» Written problem
Starting at the line that contains "Transcribe the text in this document.", reproduce every line through the end of the entries below, with no pictures in the copy.

.....

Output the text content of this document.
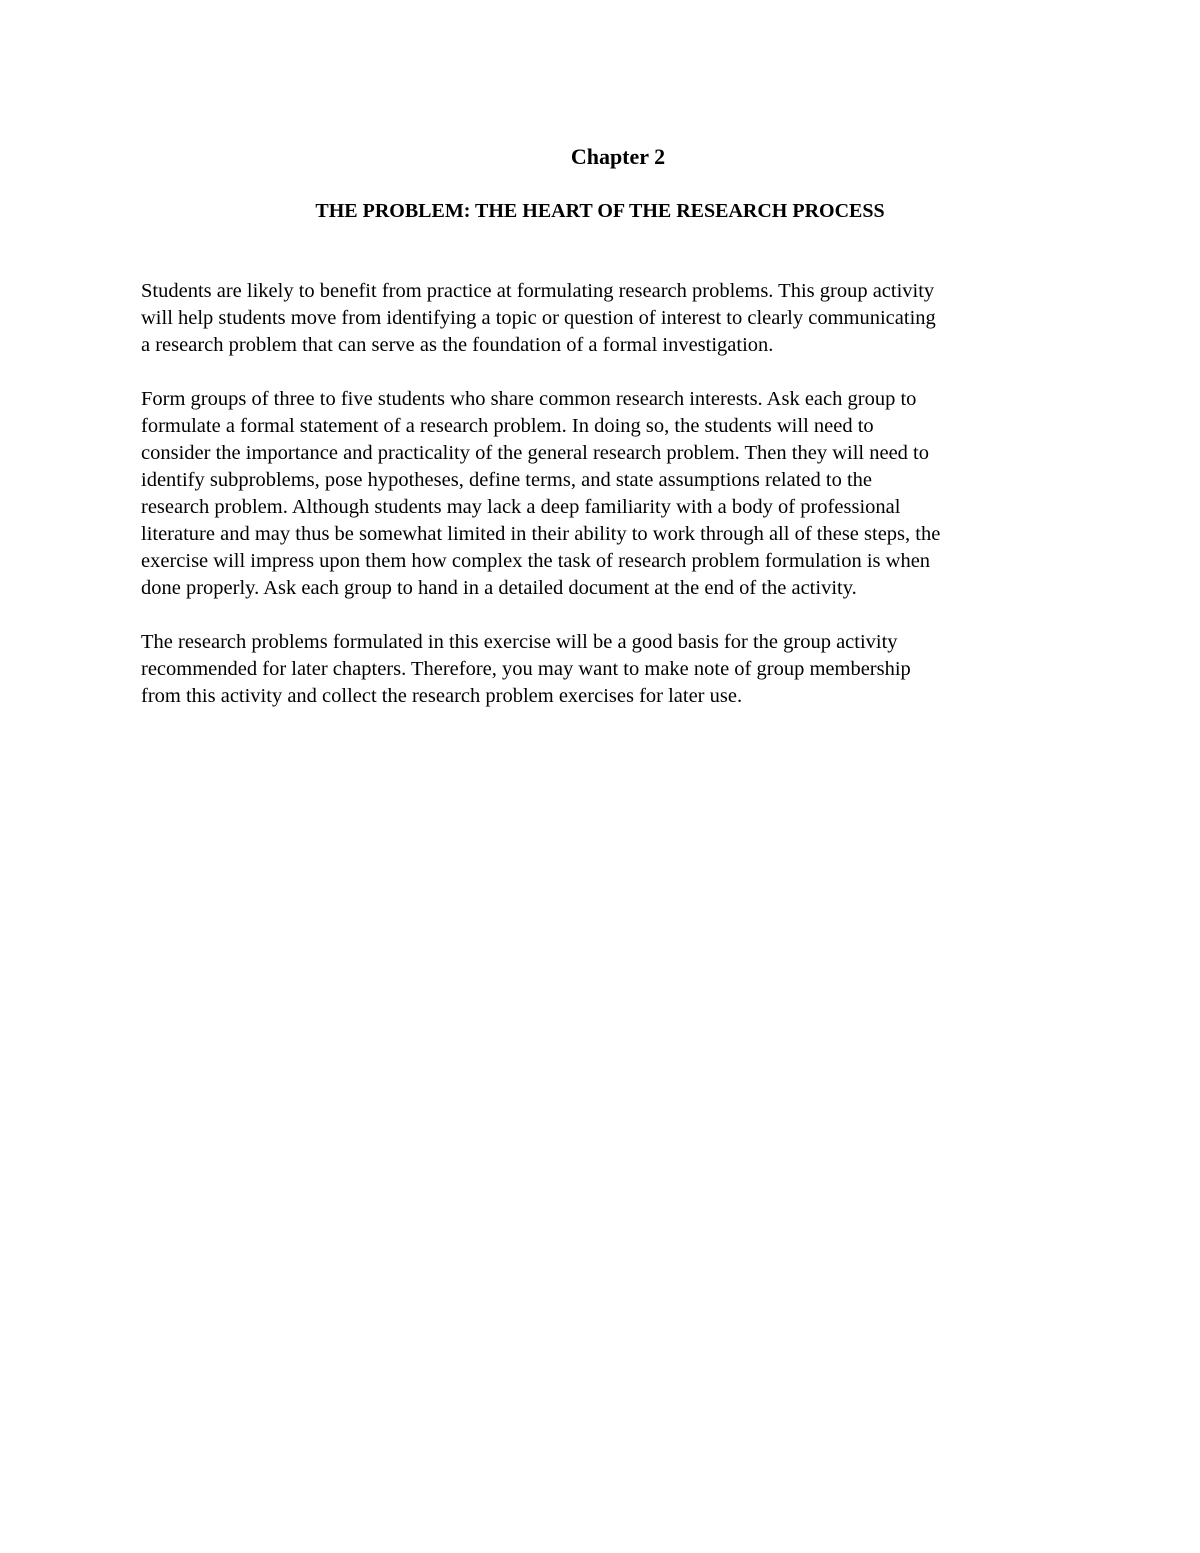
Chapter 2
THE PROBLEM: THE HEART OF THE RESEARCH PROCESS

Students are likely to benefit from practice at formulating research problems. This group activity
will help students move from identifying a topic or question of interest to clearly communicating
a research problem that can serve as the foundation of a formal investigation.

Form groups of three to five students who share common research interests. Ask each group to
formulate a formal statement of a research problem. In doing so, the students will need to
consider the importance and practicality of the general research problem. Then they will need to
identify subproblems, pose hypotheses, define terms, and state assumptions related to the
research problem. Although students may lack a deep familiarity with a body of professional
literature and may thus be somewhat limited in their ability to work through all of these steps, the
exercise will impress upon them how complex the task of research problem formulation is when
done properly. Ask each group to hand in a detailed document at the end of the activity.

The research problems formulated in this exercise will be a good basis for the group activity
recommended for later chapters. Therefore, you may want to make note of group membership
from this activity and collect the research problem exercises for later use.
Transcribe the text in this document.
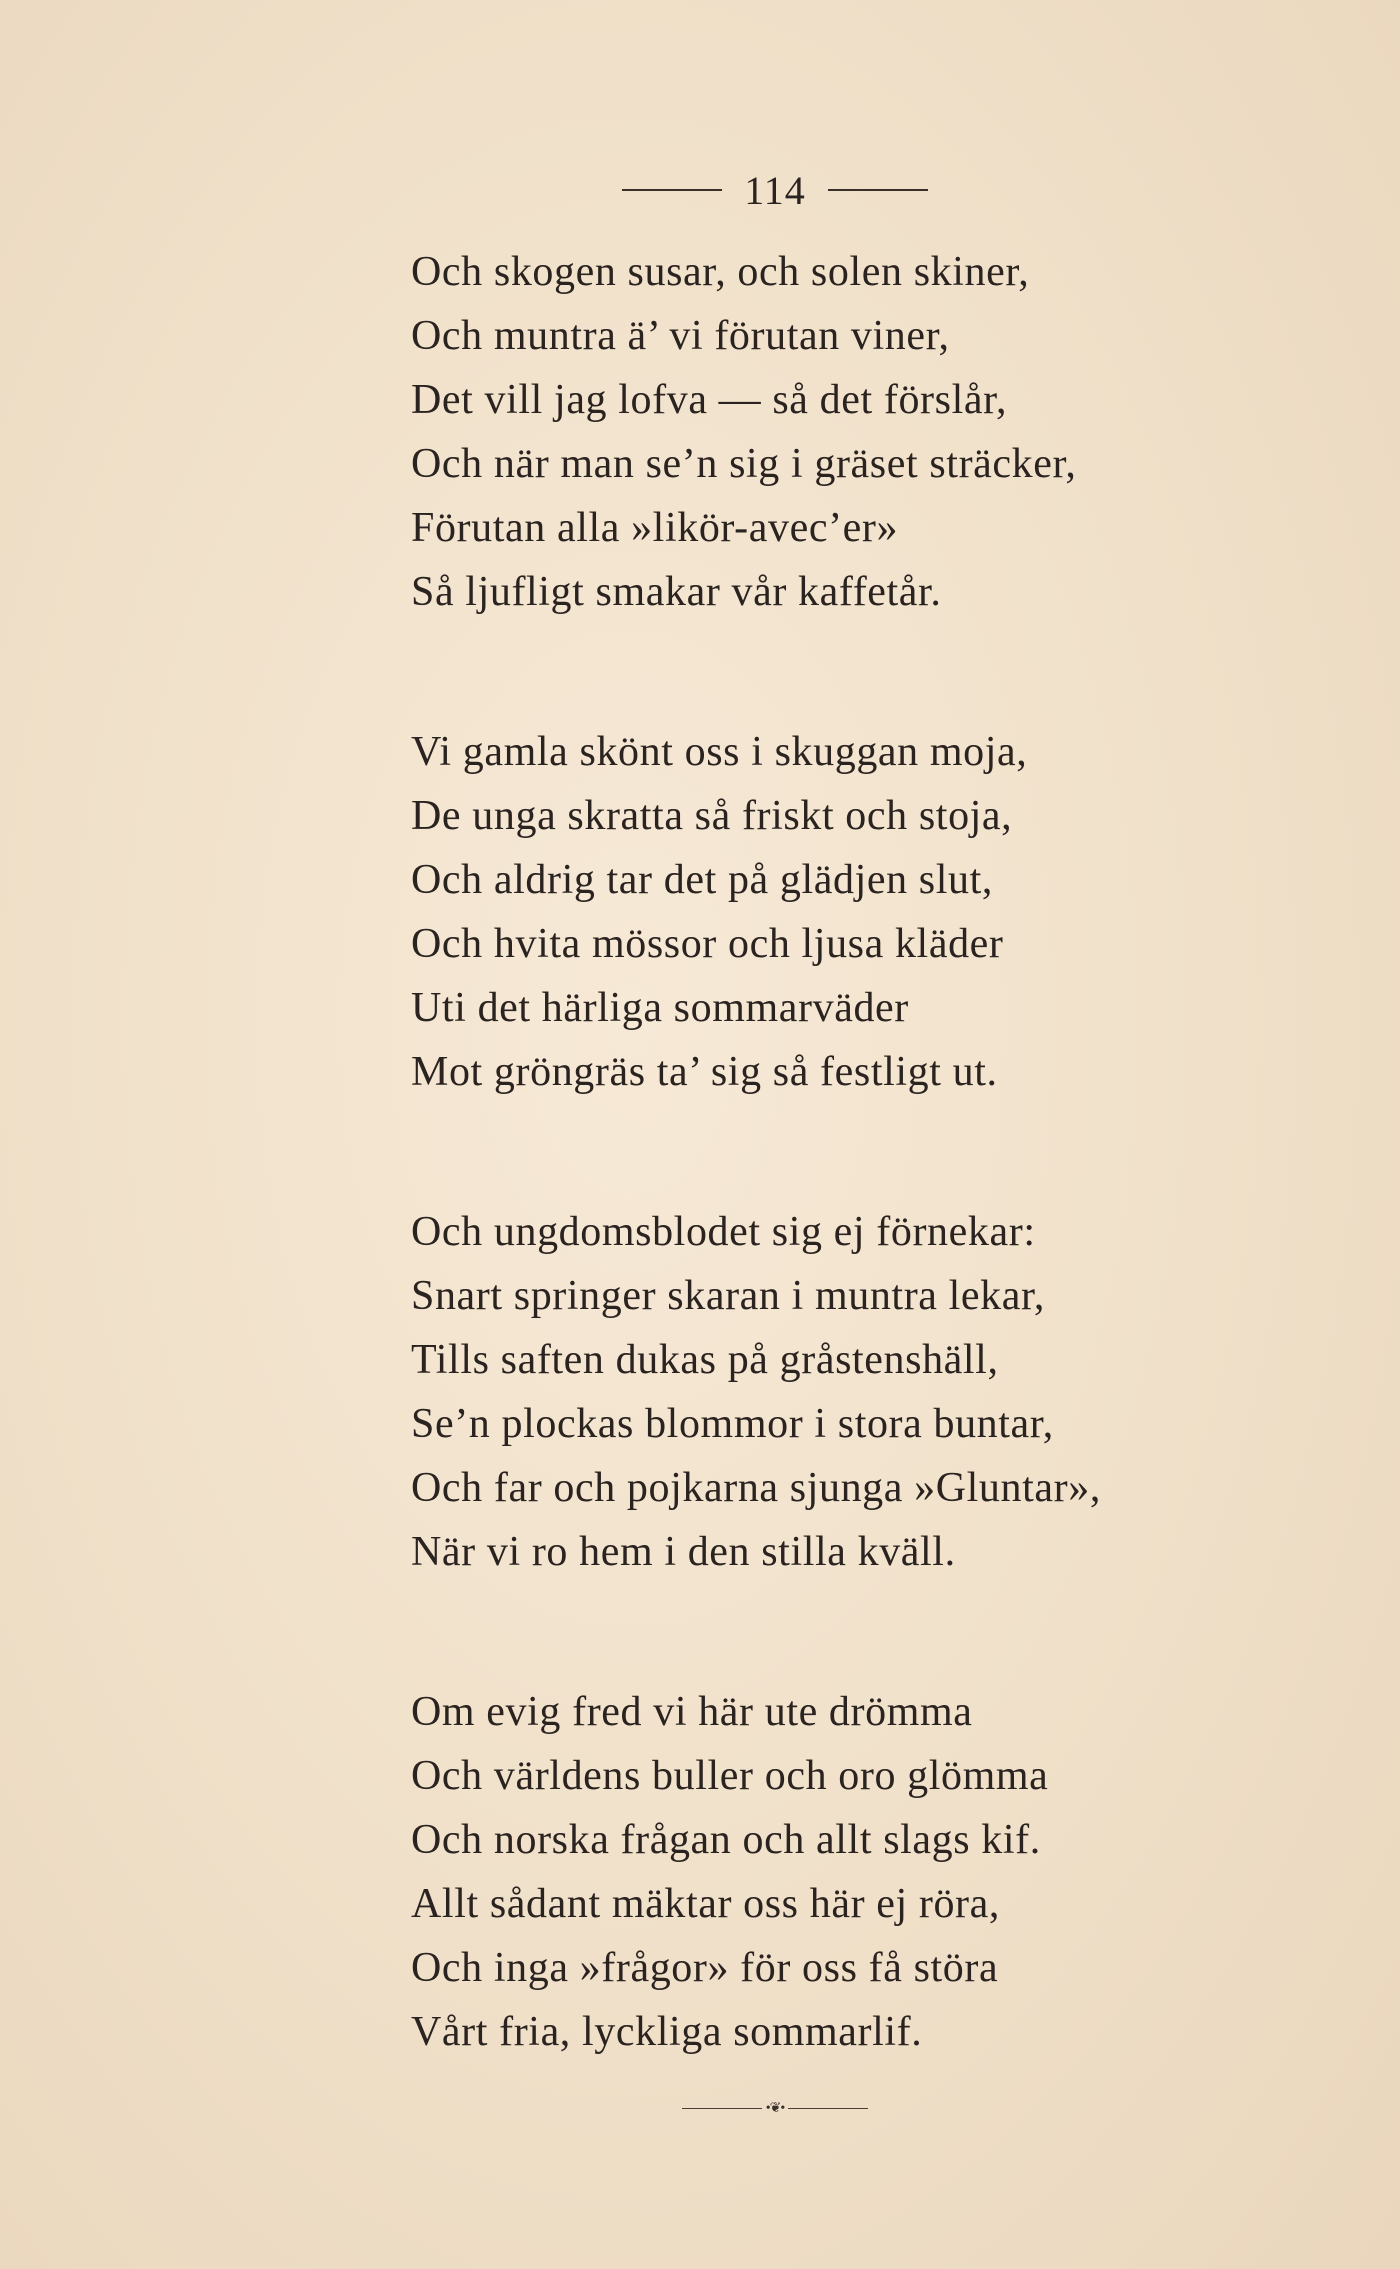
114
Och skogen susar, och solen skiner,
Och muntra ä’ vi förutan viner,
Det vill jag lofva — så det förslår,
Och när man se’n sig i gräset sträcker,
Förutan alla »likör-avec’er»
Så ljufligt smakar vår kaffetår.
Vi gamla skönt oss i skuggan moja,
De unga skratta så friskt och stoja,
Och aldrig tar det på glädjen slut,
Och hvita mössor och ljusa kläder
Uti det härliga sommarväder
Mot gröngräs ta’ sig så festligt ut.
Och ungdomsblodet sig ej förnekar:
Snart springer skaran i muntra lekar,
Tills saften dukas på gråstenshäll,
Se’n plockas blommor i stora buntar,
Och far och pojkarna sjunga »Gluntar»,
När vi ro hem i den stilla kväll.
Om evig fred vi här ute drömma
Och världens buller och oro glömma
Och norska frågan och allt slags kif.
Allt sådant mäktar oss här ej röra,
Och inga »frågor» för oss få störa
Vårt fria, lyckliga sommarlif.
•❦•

.....

» Exercise output
Transcribe the text in this document.
114
Och skogen susar, och solen skiner,
Och muntra ä’ vi förutan viner,
Det vill jag lofva — så det förslår,
Och när man se’n sig i gräset sträcker,
Förutan alla »likör-avec’er»
Så ljufligt smakar vår kaffetår.
Vi gamla skönt oss i skuggan moja,
De unga skratta så friskt och stoja,
Och aldrig tar det på glädjen slut,
Och hvita mössor och ljusa kläder
Uti det härliga sommarväder
Mot gröngräs ta’ sig så festligt ut.
Och ungdomsblodet sig ej förnekar:
Snart springer skaran i muntra lekar,
Tills saften dukas på gråstenshäll,
Se’n plockas blommor i stora buntar,
Och far och pojkarna sjunga »Gluntar»,
När vi ro hem i den stilla kväll.
Om evig fred vi här ute drömma
Och världens buller och oro glömma
Och norska frågan och allt slags kif.
Allt sådant mäktar oss här ej röra,
Och inga »frågor» för oss få störa
Vårt fria, lyckliga sommarlif.
•❦•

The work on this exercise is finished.